#### [Job]
Copy the listing below in full and skip every picture.

— start Exercise input —

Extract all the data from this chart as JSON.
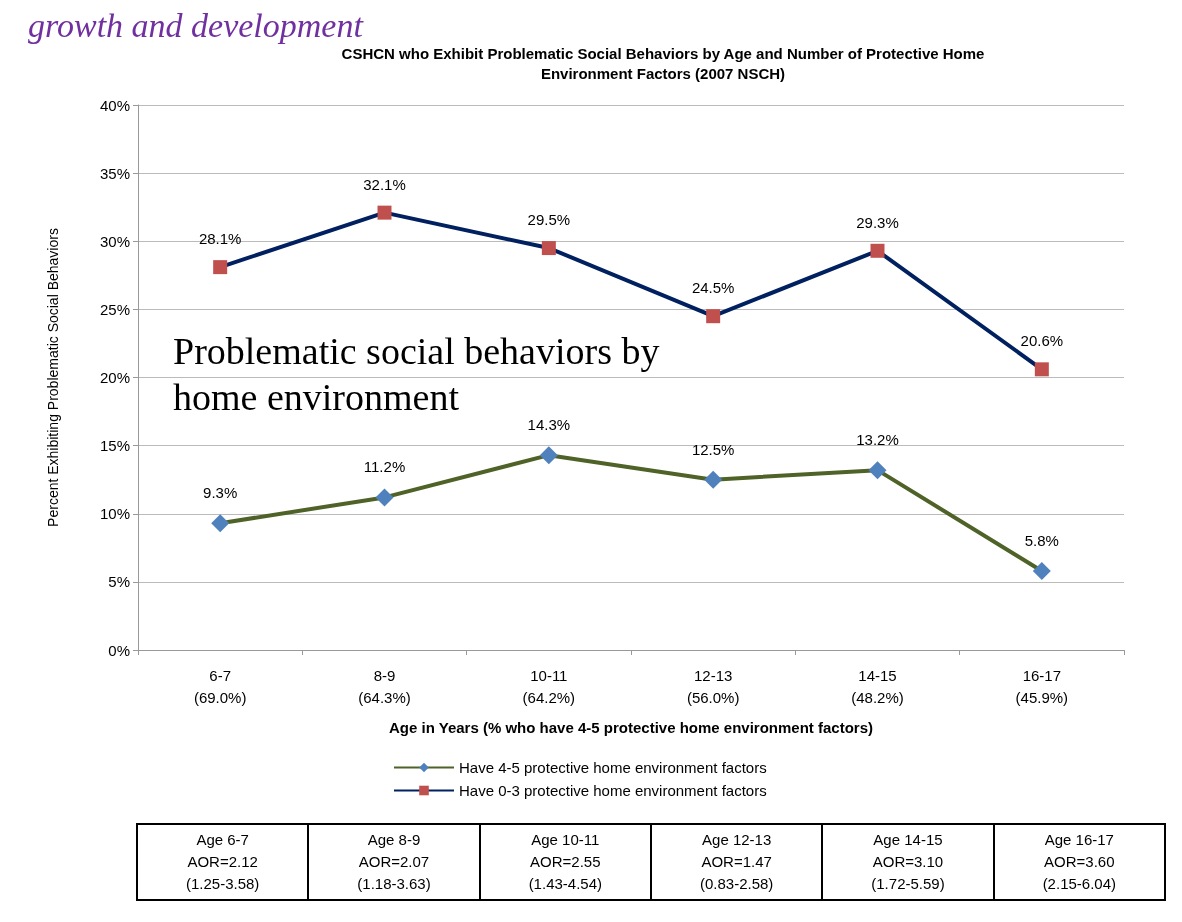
{
  "chart_data": {
    "type": "line",
    "title": "CSHCN who Exhibit Problematic Social Behaviors by Age and Number of Protective Home\nEnvironment Factors (2007 NSCH)",
    "xlabel": "Age in Years (% who have 4-5 protective home environment factors)",
    "ylabel": "Percent Exhibiting Problematic Social Behaviors",
    "categories": [
      "6-7\n(69.0%)",
      "8-9\n(64.3%)",
      "10-11\n(64.2%)",
      "12-13\n(56.0%)",
      "14-15\n(48.2%)",
      "16-17\n(45.9%)"
    ],
    "series": [
      {
        "name": "Have 4-5 protective home environment factors",
        "color": "#4f6228",
        "colors": [
          "#4f81bd",
          "#4f81bd",
          "#4f81bd",
          "#4f81bd",
          "#4f81bd",
          "#4f81bd"
        ],
        "marker": "diamond",
        "values": [
          9.3,
          11.2,
          14.3,
          12.5,
          13.2,
          5.8
        ],
        "value_labels": [
          "9.3%",
          "11.2%",
          "14.3%",
          "12.5%",
          "13.2%",
          "5.8%"
        ]
      },
      {
        "name": "Have 0-3 protective home environment factors",
        "color": "#002060",
        "colors": [
          "#c0504d",
          "#c0504d",
          "#c0504d",
          "#c0504d",
          "#c0504d",
          "#c0504d"
        ],
        "marker": "square",
        "values": [
          28.1,
          32.1,
          29.5,
          24.5,
          29.3,
          20.6
        ],
        "value_labels": [
          "28.1%",
          "32.1%",
          "29.5%",
          "24.5%",
          "29.3%",
          "20.6%"
        ]
      }
    ],
    "ylim": [
      0,
      40
    ],
    "yticks": [
      {
        "value": 0,
        "label": "0%"
      },
      {
        "value": 5,
        "label": "5%"
      },
      {
        "value": 10,
        "label": "10%"
      },
      {
        "value": 15,
        "label": "15%"
      },
      {
        "value": 20,
        "label": "20%"
      },
      {
        "value": 25,
        "label": "25%"
      },
      {
        "value": 30,
        "label": "30%"
      },
      {
        "value": 35,
        "label": "35%"
      },
      {
        "value": 40,
        "label": "40%"
      }
    ],
    "grid": "y",
    "legend": "bottom",
    "line_style": "solid",
    "annotations": [
      "growth and development",
      "Problematic social behaviors by\nhome environment",
      "Age 6-7\nAOR=2.12\n(1.25-3.58)",
      "Age 8-9\nAOR=2.07\n(1.18-3.63)",
      "Age 10-11\nAOR=2.55\n(1.43-4.54)",
      "Age 12-13\nAOR=1.47\n(0.83-2.58)",
      "Age 14-15\nAOR=3.10\n(1.72-5.59)",
      "Age 16-17\nAOR=3.60\n(2.15-6.04)"
    ]
  }
}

— end Exercise input —

#### [Result for this exercise]
Extract all the data from this chart as JSON.
{
  "chart_data": {
    "type": "line",
    "title": "CSHCN who Exhibit Problematic Social Behaviors by Age and Number of Protective Home\nEnvironment Factors (2007 NSCH)",
    "xlabel": "Age in Years (% who have 4-5 protective home environment factors)",
    "ylabel": "Percent Exhibiting Problematic Social Behaviors",
    "categories": [
      "6-7\n(69.0%)",
      "8-9\n(64.3%)",
      "10-11\n(64.2%)",
      "12-13\n(56.0%)",
      "14-15\n(48.2%)",
      "16-17\n(45.9%)"
    ],
    "series": [
      {
        "name": "Have 4-5 protective home environment factors",
        "color": "#4f6228",
        "colors": [
          "#4f81bd",
          "#4f81bd",
          "#4f81bd",
          "#4f81bd",
          "#4f81bd",
          "#4f81bd"
        ],
        "marker": "diamond",
        "values": [
          9.3,
          11.2,
          14.3,
          12.5,
          13.2,
          5.8
        ],
        "value_labels": [
          "9.3%",
          "11.2%",
          "14.3%",
          "12.5%",
          "13.2%",
          "5.8%"
        ]
      },
      {
        "name": "Have 0-3 protective home environment factors",
        "color": "#002060",
        "colors": [
          "#c0504d",
          "#c0504d",
          "#c0504d",
          "#c0504d",
          "#c0504d",
          "#c0504d"
        ],
        "marker": "square",
        "values": [
          28.1,
          32.1,
          29.5,
          24.5,
          29.3,
          20.6
        ],
        "value_labels": [
          "28.1%",
          "32.1%",
          "29.5%",
          "24.5%",
          "29.3%",
          "20.6%"
        ]
      }
    ],
    "ylim": [
      0,
      40
    ],
    "yticks": [
      {
        "value": 0,
        "label": "0%"
      },
      {
        "value": 5,
        "label": "5%"
      },
      {
        "value": 10,
        "label": "10%"
      },
      {
        "value": 15,
        "label": "15%"
      },
      {
        "value": 20,
        "label": "20%"
      },
      {
        "value": 25,
        "label": "25%"
      },
      {
        "value": 30,
        "label": "30%"
      },
      {
        "value": 35,
        "label": "35%"
      },
      {
        "value": 40,
        "label": "40%"
      }
    ],
    "grid": "y",
    "legend": "bottom",
    "line_style": "solid",
    "annotations": [
      "growth and development",
      "Problematic social behaviors by\nhome environment",
      "Age 6-7\nAOR=2.12\n(1.25-3.58)",
      "Age 8-9\nAOR=2.07\n(1.18-3.63)",
      "Age 10-11\nAOR=2.55\n(1.43-4.54)",
      "Age 12-13\nAOR=1.47\n(0.83-2.58)",
      "Age 14-15\nAOR=3.10\n(1.72-5.59)",
      "Age 16-17\nAOR=3.60\n(2.15-6.04)"
    ]
  }
}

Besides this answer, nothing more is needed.